*** Opening of Excerpted passage ***

Brandon Reilly glides into open space on a football field as if he were on ice skates, which makes sense, considering he was one of the Midwest's top junior hockey players five years ago.
"It was no doubt his best sport," said Paul Reilly, the Lincoln Southwest standout's father.
The younger Reilly is one of 18 high school seniors who have told HuskerOnline.com they plan to join the Husker football team's class of 2012 as walk-ons. It's an especially talented group, perhaps the best walk-on class at NU in years, according to one longtime recruiting expert.
Reilly, a 6-foot-2, 180-pound wide receiver, fits in well. Watch his highlight video. He has a knack for finding open space and exploding past defenders. He's a tough runner who sheds tacklers, but also seems to run effortlessly. Even so, he says, he needs to improve his strength and level of skill to become a factor at Nebraska.
Keep watching that video. He scores touchdowns five different ways -- rushing, receiving, returning a punt, returning a kickoff and returning an interception. It's easy to understand why Nebraska was interested.
Reilly also considered Nebraska-Kearney, South Dakota and Southeast Missouri State. He had planned to take recruiting visits to those schools.
"Then I went to Nebraska's 'walk-on day' two weeks ago, and I just made my decision right then," he said.
It's been his dream to play for Big Red. He felt he needed to give it a try.
"You can't pass it up," he said.
Reilly's story is familiar among Nebraska fans accustomed to watching talented walk-ons develop in the program. It's a story that never really gets old to Husker faithful. Those fans probably should be thrilled with the 2012 group.

*** Close of Excerpted passage ***
*** Opening of Dataset content ***

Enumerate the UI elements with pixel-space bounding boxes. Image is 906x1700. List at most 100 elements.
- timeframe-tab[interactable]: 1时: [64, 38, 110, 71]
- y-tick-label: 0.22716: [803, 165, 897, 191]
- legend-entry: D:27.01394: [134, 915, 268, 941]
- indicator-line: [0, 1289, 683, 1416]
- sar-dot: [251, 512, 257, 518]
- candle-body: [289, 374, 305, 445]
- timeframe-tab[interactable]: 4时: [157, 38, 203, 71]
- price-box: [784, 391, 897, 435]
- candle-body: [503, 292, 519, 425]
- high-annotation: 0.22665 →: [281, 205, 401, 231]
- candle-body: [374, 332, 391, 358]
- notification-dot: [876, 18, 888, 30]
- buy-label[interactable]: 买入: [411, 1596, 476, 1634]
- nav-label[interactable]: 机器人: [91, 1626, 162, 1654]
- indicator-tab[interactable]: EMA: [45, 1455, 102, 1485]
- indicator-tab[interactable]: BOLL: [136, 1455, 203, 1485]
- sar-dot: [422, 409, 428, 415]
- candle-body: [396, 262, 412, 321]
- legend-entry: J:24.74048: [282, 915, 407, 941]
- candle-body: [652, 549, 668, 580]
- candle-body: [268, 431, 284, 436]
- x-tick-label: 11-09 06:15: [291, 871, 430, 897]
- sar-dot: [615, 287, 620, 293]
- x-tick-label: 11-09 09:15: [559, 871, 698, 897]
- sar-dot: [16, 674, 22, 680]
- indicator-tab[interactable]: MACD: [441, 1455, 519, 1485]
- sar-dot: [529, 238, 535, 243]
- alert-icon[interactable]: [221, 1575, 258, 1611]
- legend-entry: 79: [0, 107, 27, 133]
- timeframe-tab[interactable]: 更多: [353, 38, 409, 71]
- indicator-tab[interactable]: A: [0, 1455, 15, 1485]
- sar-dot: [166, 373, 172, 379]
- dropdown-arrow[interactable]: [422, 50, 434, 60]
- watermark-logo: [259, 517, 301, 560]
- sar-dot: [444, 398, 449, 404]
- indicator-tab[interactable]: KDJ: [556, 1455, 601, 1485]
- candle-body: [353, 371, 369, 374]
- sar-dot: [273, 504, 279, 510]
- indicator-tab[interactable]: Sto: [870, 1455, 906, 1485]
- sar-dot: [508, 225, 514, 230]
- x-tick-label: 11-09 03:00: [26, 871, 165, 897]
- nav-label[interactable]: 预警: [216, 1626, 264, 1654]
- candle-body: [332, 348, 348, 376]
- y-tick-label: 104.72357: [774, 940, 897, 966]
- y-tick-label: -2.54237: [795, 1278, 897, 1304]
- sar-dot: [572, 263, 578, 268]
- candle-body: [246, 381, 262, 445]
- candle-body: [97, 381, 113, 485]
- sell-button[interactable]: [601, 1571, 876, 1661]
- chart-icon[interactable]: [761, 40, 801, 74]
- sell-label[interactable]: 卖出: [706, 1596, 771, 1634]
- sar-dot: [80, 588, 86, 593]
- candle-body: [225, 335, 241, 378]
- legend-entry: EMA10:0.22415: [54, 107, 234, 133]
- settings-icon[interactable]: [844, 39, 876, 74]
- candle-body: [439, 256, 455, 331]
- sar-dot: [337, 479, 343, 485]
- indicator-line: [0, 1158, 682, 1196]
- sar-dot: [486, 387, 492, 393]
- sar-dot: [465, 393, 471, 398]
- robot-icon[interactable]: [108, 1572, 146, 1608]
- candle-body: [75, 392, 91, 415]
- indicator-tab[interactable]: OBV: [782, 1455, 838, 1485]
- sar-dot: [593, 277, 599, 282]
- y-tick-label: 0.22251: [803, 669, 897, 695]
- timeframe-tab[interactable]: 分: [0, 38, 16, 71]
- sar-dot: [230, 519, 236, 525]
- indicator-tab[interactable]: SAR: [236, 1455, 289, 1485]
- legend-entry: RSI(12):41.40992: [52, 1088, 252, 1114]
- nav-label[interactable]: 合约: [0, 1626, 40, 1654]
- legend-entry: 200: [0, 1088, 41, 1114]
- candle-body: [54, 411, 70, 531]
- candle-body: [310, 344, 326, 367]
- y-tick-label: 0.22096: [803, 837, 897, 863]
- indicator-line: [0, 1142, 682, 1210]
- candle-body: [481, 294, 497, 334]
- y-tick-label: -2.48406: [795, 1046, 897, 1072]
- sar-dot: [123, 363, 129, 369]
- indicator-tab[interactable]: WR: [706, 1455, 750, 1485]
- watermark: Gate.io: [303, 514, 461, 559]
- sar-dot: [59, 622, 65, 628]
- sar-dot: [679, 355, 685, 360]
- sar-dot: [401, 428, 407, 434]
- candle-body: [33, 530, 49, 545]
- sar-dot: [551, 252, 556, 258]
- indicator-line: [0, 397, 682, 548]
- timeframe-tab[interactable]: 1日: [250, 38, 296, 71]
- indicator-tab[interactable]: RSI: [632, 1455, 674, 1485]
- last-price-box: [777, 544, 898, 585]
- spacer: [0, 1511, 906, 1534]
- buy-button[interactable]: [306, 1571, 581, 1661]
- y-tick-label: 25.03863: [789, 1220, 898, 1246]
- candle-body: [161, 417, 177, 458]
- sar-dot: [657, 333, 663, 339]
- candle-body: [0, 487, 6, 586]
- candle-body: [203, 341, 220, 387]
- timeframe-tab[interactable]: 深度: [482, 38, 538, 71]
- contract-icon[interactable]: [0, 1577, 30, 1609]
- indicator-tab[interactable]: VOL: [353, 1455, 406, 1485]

*** Close of Dataset content ***

§ About this exercise:
Answer from the article about Brandon Reilly:
(a) In what sport was he one of the Midwest's top junior players five years ago?
(b) How many high school seniors told HuskerOnline.com they plan to join the Husker class of 2012 as walk-ons?
(c) Besides Nebraska, which three schools did he consider?

§ The answer:
(a) Hockey
(b) 18
(c) Nebraska-Kearney, South Dakota and Southeast Missouri State